- _Problem to solve_: Scan the data below. Pull out each line where "builtin" occurs.

- _Given data_:
= = =
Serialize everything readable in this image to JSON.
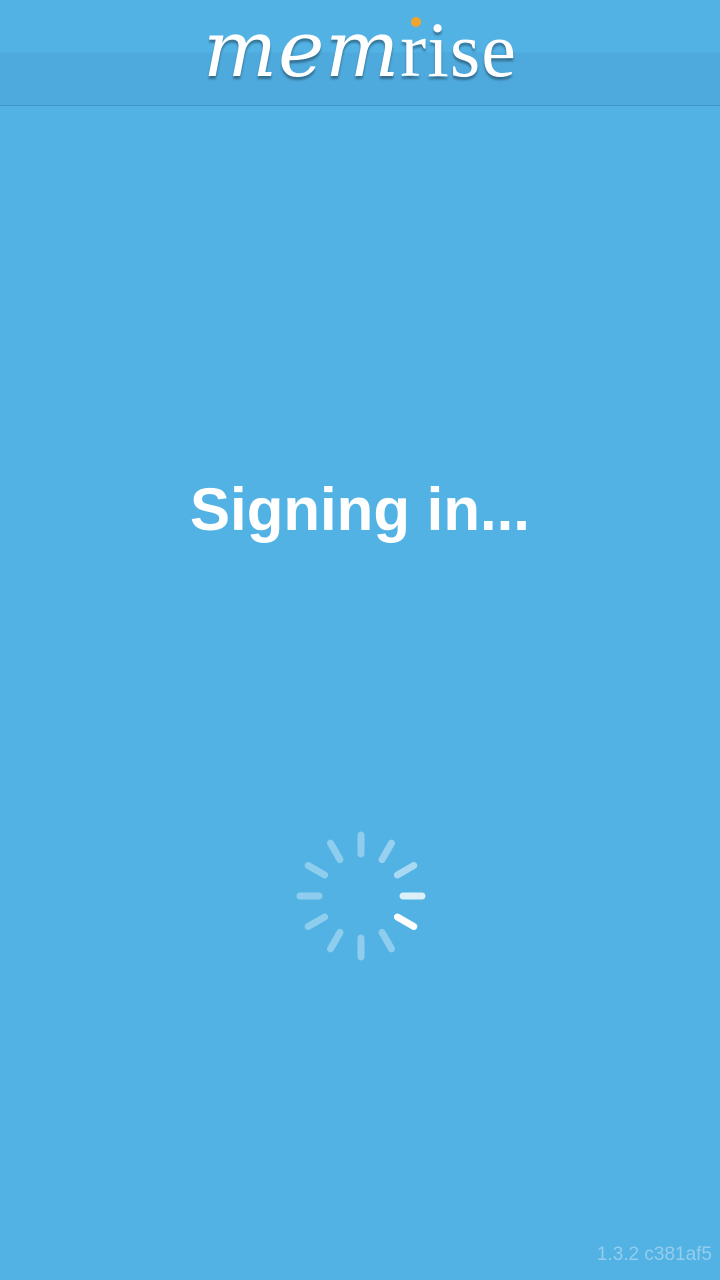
{
  "header": {
    "logo_part1": "mem",
    "logo_part2": "rise",
    "brand_color": "#52b2e4",
    "dot_color": "#f3a42c"
  },
  "status": {
    "text": "Signing in..."
  },
  "spinner": {
    "icon": "loading-spinner-icon"
  },
  "footer": {
    "version": "1.3.2 c381af5"
  }
}
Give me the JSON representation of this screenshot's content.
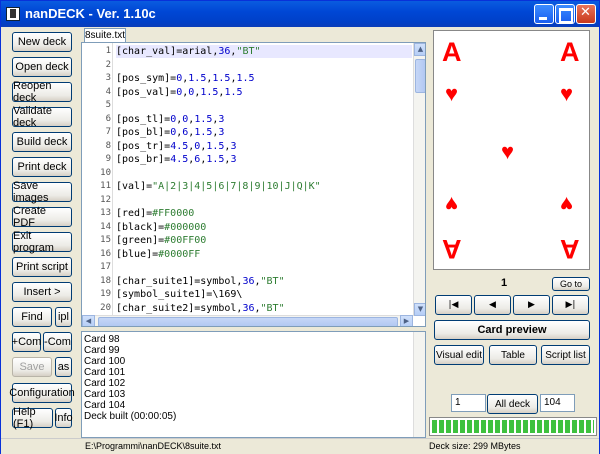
{
  "window": {
    "title": "nanDECK - Ver. 1.10c"
  },
  "left_buttons": [
    "New deck",
    "Open deck",
    "Reopen deck",
    "Validate deck",
    "Build deck",
    "Print deck",
    "Save images",
    "Create PDF",
    "Exit program",
    "Print script",
    "Insert >"
  ],
  "small_buttons": {
    "find": "Find",
    "ipl": "ipl",
    "add_com": "+Com",
    "sub_com": "-Com",
    "save": "Save",
    "as": "as",
    "configuration": "Configuration",
    "help": "Help (F1)",
    "info": "Info"
  },
  "editor": {
    "tab": "8suite.txt",
    "lines": [
      {
        "n": "1",
        "text": "[char_val]=arial,36,\"BT\""
      },
      {
        "n": "2",
        "text": ""
      },
      {
        "n": "3",
        "text": "[pos_sym]=0,1.5,1.5,1.5"
      },
      {
        "n": "4",
        "text": "[pos_val]=0,0,1.5,1.5"
      },
      {
        "n": "5",
        "text": ""
      },
      {
        "n": "6",
        "text": "[pos_tl]=0,0,1.5,3"
      },
      {
        "n": "7",
        "text": "[pos_bl]=0,6,1.5,3"
      },
      {
        "n": "8",
        "text": "[pos_tr]=4.5,0,1.5,3"
      },
      {
        "n": "9",
        "text": "[pos_br]=4.5,6,1.5,3"
      },
      {
        "n": "10",
        "text": ""
      },
      {
        "n": "11",
        "text": "[val]=\"A|2|3|4|5|6|7|8|9|10|J|Q|K\""
      },
      {
        "n": "12",
        "text": ""
      },
      {
        "n": "13",
        "text": "[red]=#FF0000"
      },
      {
        "n": "14",
        "text": "[black]=#000000"
      },
      {
        "n": "15",
        "text": "[green]=#00FF00"
      },
      {
        "n": "16",
        "text": "[blue]=#0000FF"
      },
      {
        "n": "17",
        "text": ""
      },
      {
        "n": "18",
        "text": "[char_suite1]=symbol,36,\"BT\""
      },
      {
        "n": "19",
        "text": "[symbol_suite1]=\\169\\"
      },
      {
        "n": "20",
        "text": "[char_suite2]=symbol,36,\"BT\""
      }
    ]
  },
  "log": [
    "Card 98",
    "Card 99",
    "Card 100",
    "Card 101",
    "Card 102",
    "Card 103",
    "Card 104",
    "Deck built (00:00:05)"
  ],
  "preview": {
    "rank": "A",
    "suit_symbol": "♥",
    "suit_color": "#FF0000"
  },
  "nav": {
    "page": "1",
    "goto": "Go to",
    "first": "|◀",
    "prev": "◀",
    "next": "▶",
    "last": "▶|"
  },
  "preview_buttons": {
    "card_preview": "Card preview",
    "visual_edit": "Visual edit",
    "table": "Table",
    "script_list": "Script list"
  },
  "range": {
    "from": "1",
    "all_deck": "All deck",
    "to": "104"
  },
  "progress": {
    "fraction": 1.0
  },
  "status": {
    "path": "E:\\Programmi\\nanDECK\\8suite.txt",
    "size": "Deck size: 299 MBytes"
  }
}
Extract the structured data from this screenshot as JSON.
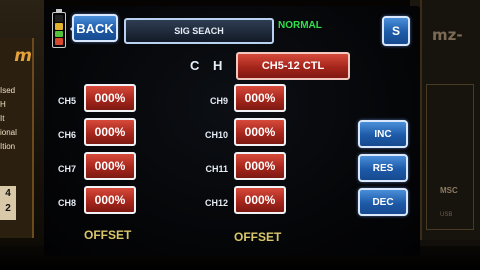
{
  "header": {
    "back_label": "BACK",
    "title": "SIG SEACH",
    "mode": "NORMAL",
    "menu_label": "S"
  },
  "battery": {
    "cell_colors": [
      "#1f1f1f",
      "#e2b12d",
      "#52c23a",
      "#d8482f"
    ]
  },
  "channel_heading": "C H",
  "ctl_button_label": "CH5-12 CTL",
  "left_channels": [
    {
      "label": "CH5",
      "value": "000%"
    },
    {
      "label": "CH6",
      "value": "000%"
    },
    {
      "label": "CH7",
      "value": "000%"
    },
    {
      "label": "CH8",
      "value": "000%"
    }
  ],
  "right_channels": [
    {
      "label": "CH9",
      "value": "000%"
    },
    {
      "label": "CH10",
      "value": "000%"
    },
    {
      "label": "CH11",
      "value": "000%"
    },
    {
      "label": "CH12",
      "value": "000%"
    }
  ],
  "side_buttons": [
    "INC",
    "RES",
    "DEC"
  ],
  "offset_labels": [
    "OFFSET",
    "OFFSET"
  ],
  "left_panel": {
    "brand": "m",
    "lines": [
      "Ised",
      "H",
      "It",
      "ional",
      "Ition"
    ],
    "box": [
      "4",
      "2"
    ]
  },
  "right_panel": {
    "brand": "mz-",
    "label": "MSC",
    "sub": "USB"
  },
  "colors": {
    "accent_blue": "#1d5aa8",
    "value_red": "#a8261c",
    "mode_green": "#2fe04a",
    "offset_gold": "#d9c66a"
  }
}
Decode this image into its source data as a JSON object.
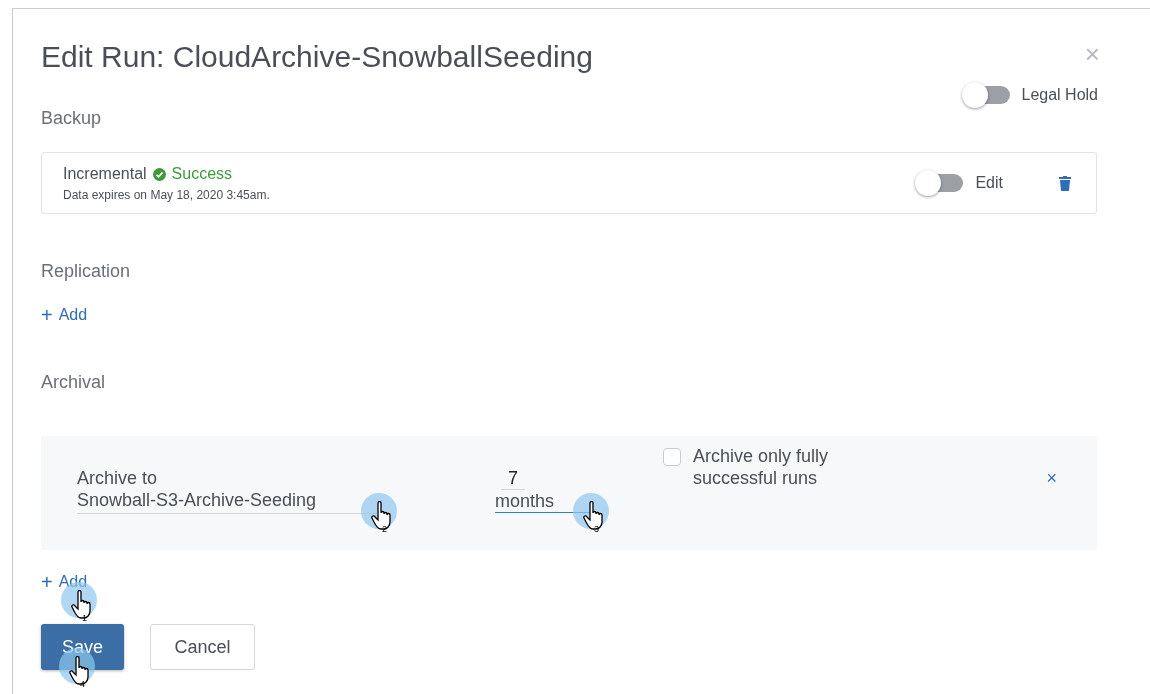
{
  "dialog": {
    "title": "Edit Run: CloudArchive-SnowballSeeding",
    "close": "×"
  },
  "legal_hold": {
    "label": "Legal Hold",
    "on": false
  },
  "backup": {
    "heading": "Backup",
    "type": "Incremental",
    "status": "Success",
    "expires": "Data expires on May 18, 2020 3:45am.",
    "edit": {
      "label": "Edit",
      "on": false
    }
  },
  "replication": {
    "heading": "Replication",
    "add": {
      "plus": "+",
      "label": "Add"
    }
  },
  "archival": {
    "heading": "Archival",
    "target_label": "Archive to",
    "target": "Snowball-S3-Archive-Seeding",
    "target_step": "2",
    "count": "7",
    "unit": "months",
    "unit_step": "3",
    "only_successful": {
      "label": "Archive only fully successful runs",
      "checked": false
    },
    "remove": "×",
    "add": {
      "plus": "+",
      "label": "Add",
      "step": "1"
    }
  },
  "buttons": {
    "save": {
      "label": "Save",
      "step": "4"
    },
    "cancel": {
      "label": "Cancel"
    }
  }
}
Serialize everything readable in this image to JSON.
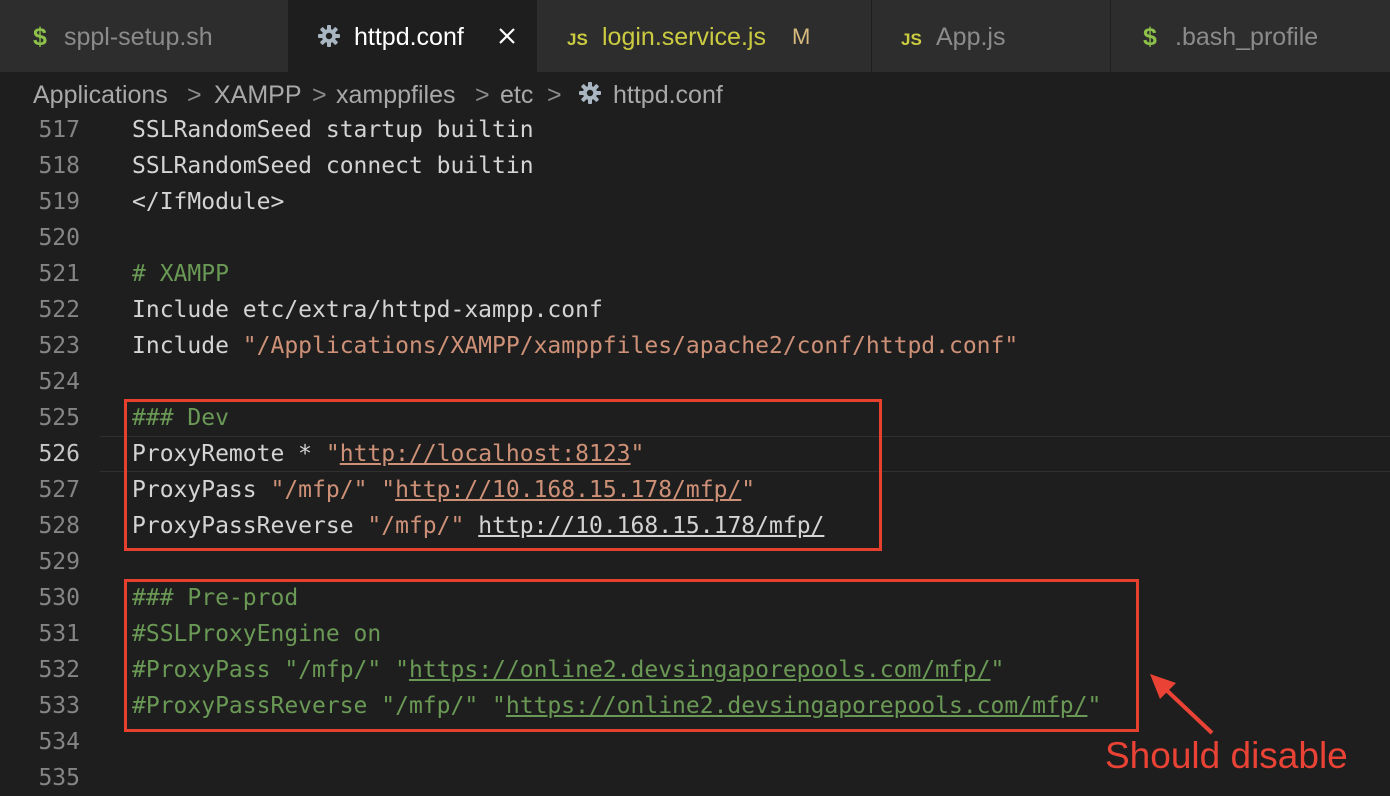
{
  "tabs": [
    {
      "icon": "$",
      "label": "sppl-setup.sh"
    },
    {
      "icon": "gear",
      "label": "httpd.conf",
      "active": true
    },
    {
      "icon": "JS",
      "label": "login.service.js",
      "badge": "M"
    },
    {
      "icon": "JS",
      "label": "App.js"
    },
    {
      "icon": "$",
      "label": ".bash_profile"
    }
  ],
  "breadcrumb": {
    "items": [
      "Applications",
      "XAMPP",
      "xamppfiles",
      "etc",
      "httpd.conf"
    ],
    "separator": ">"
  },
  "editor": {
    "current_line": "526",
    "lines": [
      {
        "n": "517",
        "parts": [
          "SSLRandomSeed startup builtin"
        ]
      },
      {
        "n": "518",
        "parts": [
          "SSLRandomSeed connect builtin"
        ]
      },
      {
        "n": "519",
        "parts": [
          "</IfModule>"
        ]
      },
      {
        "n": "520",
        "parts": [
          ""
        ]
      },
      {
        "n": "521",
        "parts": [
          "# XAMPP"
        ]
      },
      {
        "n": "522",
        "parts": [
          "Include etc/extra/httpd-xampp.conf"
        ]
      },
      {
        "n": "523",
        "parts": [
          "Include ",
          "\"/Applications/XAMPP/xamppfiles/apache2/conf/httpd.conf\""
        ]
      },
      {
        "n": "524",
        "parts": [
          ""
        ]
      },
      {
        "n": "525",
        "parts": [
          "### Dev"
        ]
      },
      {
        "n": "526",
        "parts": [
          "ProxyRemote * ",
          "\"",
          "http://localhost:8123",
          "\""
        ]
      },
      {
        "n": "527",
        "parts": [
          "ProxyPass ",
          "\"/mfp/\" \"",
          "http://10.168.15.178/mfp/",
          "\""
        ]
      },
      {
        "n": "528",
        "parts": [
          "ProxyPassReverse ",
          "\"/mfp/\"",
          " ",
          "http://10.168.15.178/mfp/"
        ]
      },
      {
        "n": "529",
        "parts": [
          ""
        ]
      },
      {
        "n": "530",
        "parts": [
          "### Pre-prod"
        ]
      },
      {
        "n": "531",
        "parts": [
          "#SSLProxyEngine on"
        ]
      },
      {
        "n": "532",
        "parts": [
          "#ProxyPass \"/mfp/\" \"",
          "https://online2.devsingaporepools.com/mfp/",
          "\""
        ]
      },
      {
        "n": "533",
        "parts": [
          "#ProxyPassReverse \"/mfp/\" \"",
          "https://online2.devsingaporepools.com/mfp/",
          "\""
        ]
      },
      {
        "n": "534",
        "parts": [
          ""
        ]
      },
      {
        "n": "535",
        "parts": [
          ""
        ]
      }
    ]
  },
  "annotation": {
    "text": "Should disable",
    "color": "#ea4335"
  },
  "colors": {
    "comment": "#6a9955",
    "string": "#ce9178",
    "text": "#d4d4d4",
    "highlight_box": "#e8402f"
  }
}
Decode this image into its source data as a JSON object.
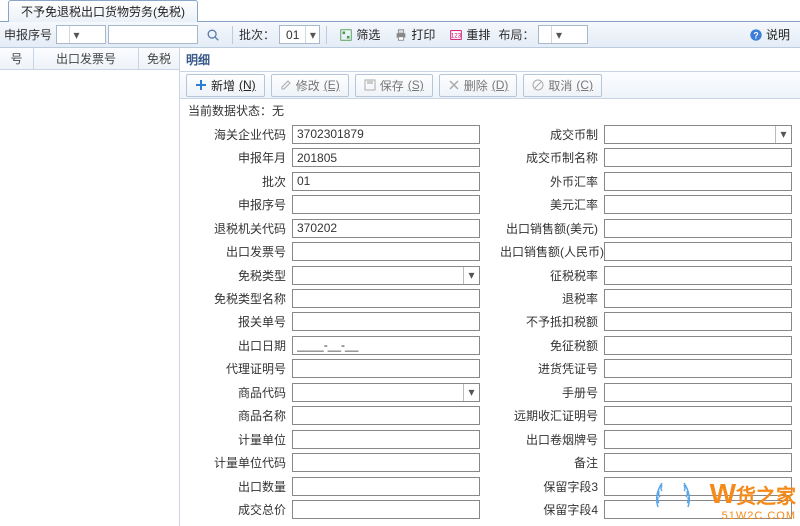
{
  "tab_title": "不予免退税出口货物劳务(免税)",
  "toolbar": {
    "sbxh_label": "申报序号",
    "sbxh_value": "",
    "search_label": "",
    "batch_label": "批次：",
    "batch_value": "01",
    "filter_label": "筛选",
    "print_label": "打印",
    "reorder_label": "重排",
    "layout_label": "布局：",
    "help_label": "说明"
  },
  "grid_headers": [
    "号",
    "出口发票号",
    "免税"
  ],
  "section_title": "明细",
  "actions": {
    "add": "新增",
    "add_key": "(N)",
    "edit": "修改",
    "edit_key": "(E)",
    "save": "保存",
    "save_key": "(S)",
    "del": "删除",
    "del_key": "(D)",
    "cancel": "取消",
    "cancel_key": "(C)"
  },
  "status_label": "当前数据状态：",
  "status_value": "无",
  "left_fields": [
    {
      "label": "海关企业代码",
      "value": "3702301879",
      "type": "text"
    },
    {
      "label": "申报年月",
      "value": "201805",
      "type": "text"
    },
    {
      "label": "批次",
      "value": "01",
      "type": "text"
    },
    {
      "label": "申报序号",
      "value": "",
      "type": "text"
    },
    {
      "label": "退税机关代码",
      "value": "370202",
      "type": "text"
    },
    {
      "label": "出口发票号",
      "value": "",
      "type": "text"
    },
    {
      "label": "免税类型",
      "value": "",
      "type": "select"
    },
    {
      "label": "免税类型名称",
      "value": "",
      "type": "text"
    },
    {
      "label": "报关单号",
      "value": "",
      "type": "text"
    },
    {
      "label": "出口日期",
      "value": "____-__-__",
      "type": "text"
    },
    {
      "label": "代理证明号",
      "value": "",
      "type": "text"
    },
    {
      "label": "商品代码",
      "value": "",
      "type": "select"
    },
    {
      "label": "商品名称",
      "value": "",
      "type": "text"
    },
    {
      "label": "计量单位",
      "value": "",
      "type": "text"
    },
    {
      "label": "计量单位代码",
      "value": "",
      "type": "text"
    },
    {
      "label": "出口数量",
      "value": "",
      "type": "text"
    },
    {
      "label": "成交总价",
      "value": "",
      "type": "text"
    }
  ],
  "right_fields": [
    {
      "label": "成交币制",
      "value": "",
      "type": "select"
    },
    {
      "label": "成交币制名称",
      "value": "",
      "type": "text"
    },
    {
      "label": "外币汇率",
      "value": "",
      "type": "text"
    },
    {
      "label": "美元汇率",
      "value": "",
      "type": "text"
    },
    {
      "label": "出口销售额(美元)",
      "value": "",
      "type": "text"
    },
    {
      "label": "出口销售额(人民币)",
      "value": "",
      "type": "text"
    },
    {
      "label": "征税税率",
      "value": "",
      "type": "text"
    },
    {
      "label": "退税率",
      "value": "",
      "type": "text"
    },
    {
      "label": "不予抵扣税额",
      "value": "",
      "type": "text"
    },
    {
      "label": "免征税额",
      "value": "",
      "type": "text"
    },
    {
      "label": "进货凭证号",
      "value": "",
      "type": "text"
    },
    {
      "label": "手册号",
      "value": "",
      "type": "text"
    },
    {
      "label": "远期收汇证明号",
      "value": "",
      "type": "text"
    },
    {
      "label": "出口卷烟牌号",
      "value": "",
      "type": "text"
    },
    {
      "label": "备注",
      "value": "",
      "type": "text"
    },
    {
      "label": "保留字段3",
      "value": "",
      "type": "text"
    },
    {
      "label": "保留字段4",
      "value": "",
      "type": "text"
    }
  ],
  "watermark": {
    "brand": "货之家",
    "url": "51W2C.COM"
  }
}
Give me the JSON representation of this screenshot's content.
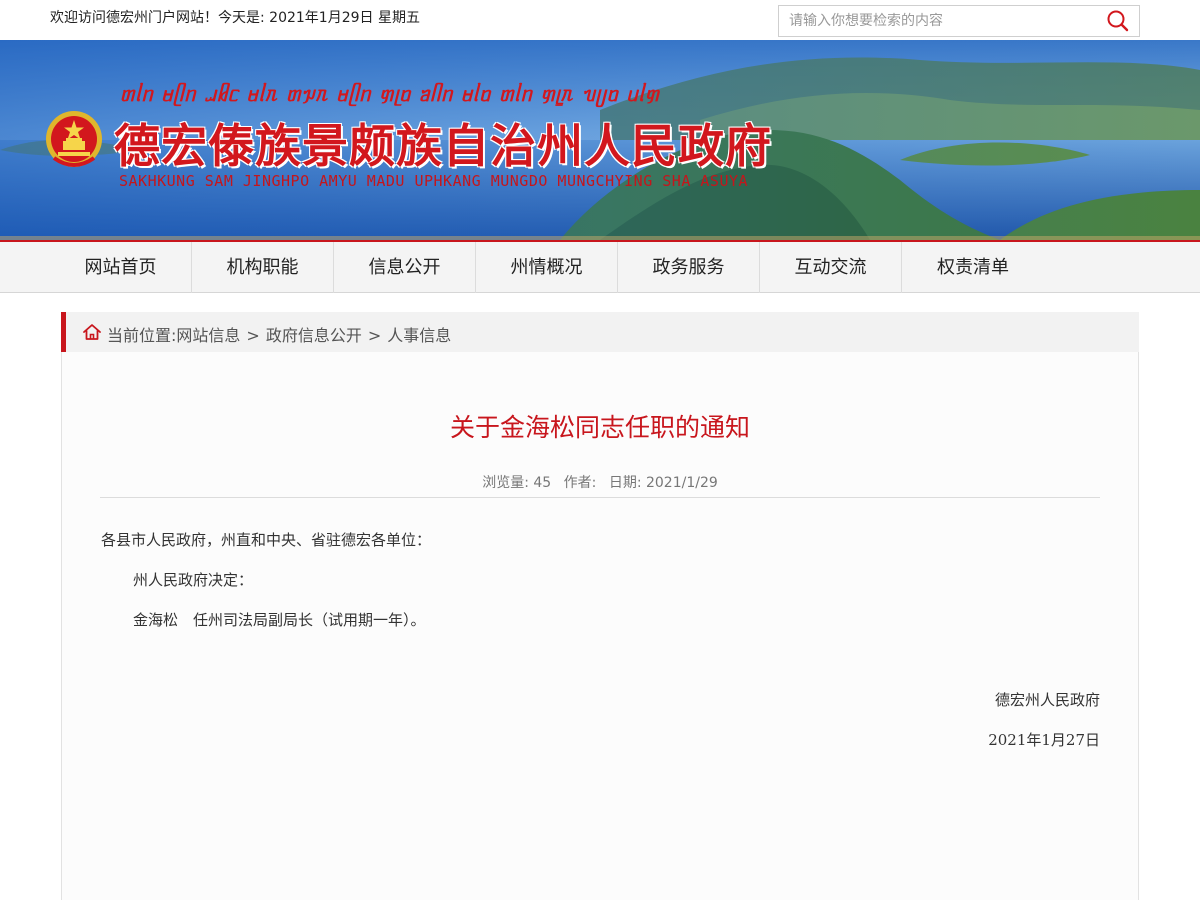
{
  "topbar": {
    "welcome": "欢迎访问德宏州门户网站！今天是: 2021年1月29日 星期五",
    "search_placeholder": "请输入你想要检索的内容",
    "search_icon": "search-icon"
  },
  "banner": {
    "dai_script": "ᥖᥣᥒ ᥛᥫᥒ ᥘᥤᥴ ᥛᥣᥰ ᥖᥭᥰ ᥛᥫᥒ ᥞᥨᥝ ᥑᥥᥒ ᥛᥣᥝ ᥖᥣᥒ ᥞᥧᥰ ᥔᥩᥝ ᥙᥣᥞ",
    "title": "德宏傣族景颇族自治州人民政府",
    "subtitle": "SAKHKUNG SAM JINGHPO AMYU MADU UPHKANG MUNGDO MUNGCHYING SHA ASUYA",
    "emblem_icon": "national-emblem-icon"
  },
  "nav": {
    "items": [
      "网站首页",
      "机构职能",
      "信息公开",
      "州情概况",
      "政务服务",
      "互动交流",
      "权责清单"
    ]
  },
  "breadcrumb": {
    "prefix": "当前位置:网站信息",
    "sep": ">",
    "level2": "政府信息公开",
    "level3": "人事信息"
  },
  "article": {
    "title": "关于金海松同志任职的通知",
    "views_label": "浏览量: 45",
    "author_label": "作者:",
    "date_label": "日期: 2021/1/29",
    "p1": "各县市人民政府，州直和中央、省驻德宏各单位：",
    "p2": "州人民政府决定：",
    "p3": "金海松　任州司法局副局长（试用期一年）。",
    "signature": "德宏州人民政府",
    "sign_date": "2021年1月27日"
  },
  "colors": {
    "accent_red": "#c8161d",
    "nav_bg": "#f4f4f4"
  }
}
= = =
- _Worked solution_:
          "SSLRandomSeed startup builtin"
          "SSLRandomSeed connect builtin"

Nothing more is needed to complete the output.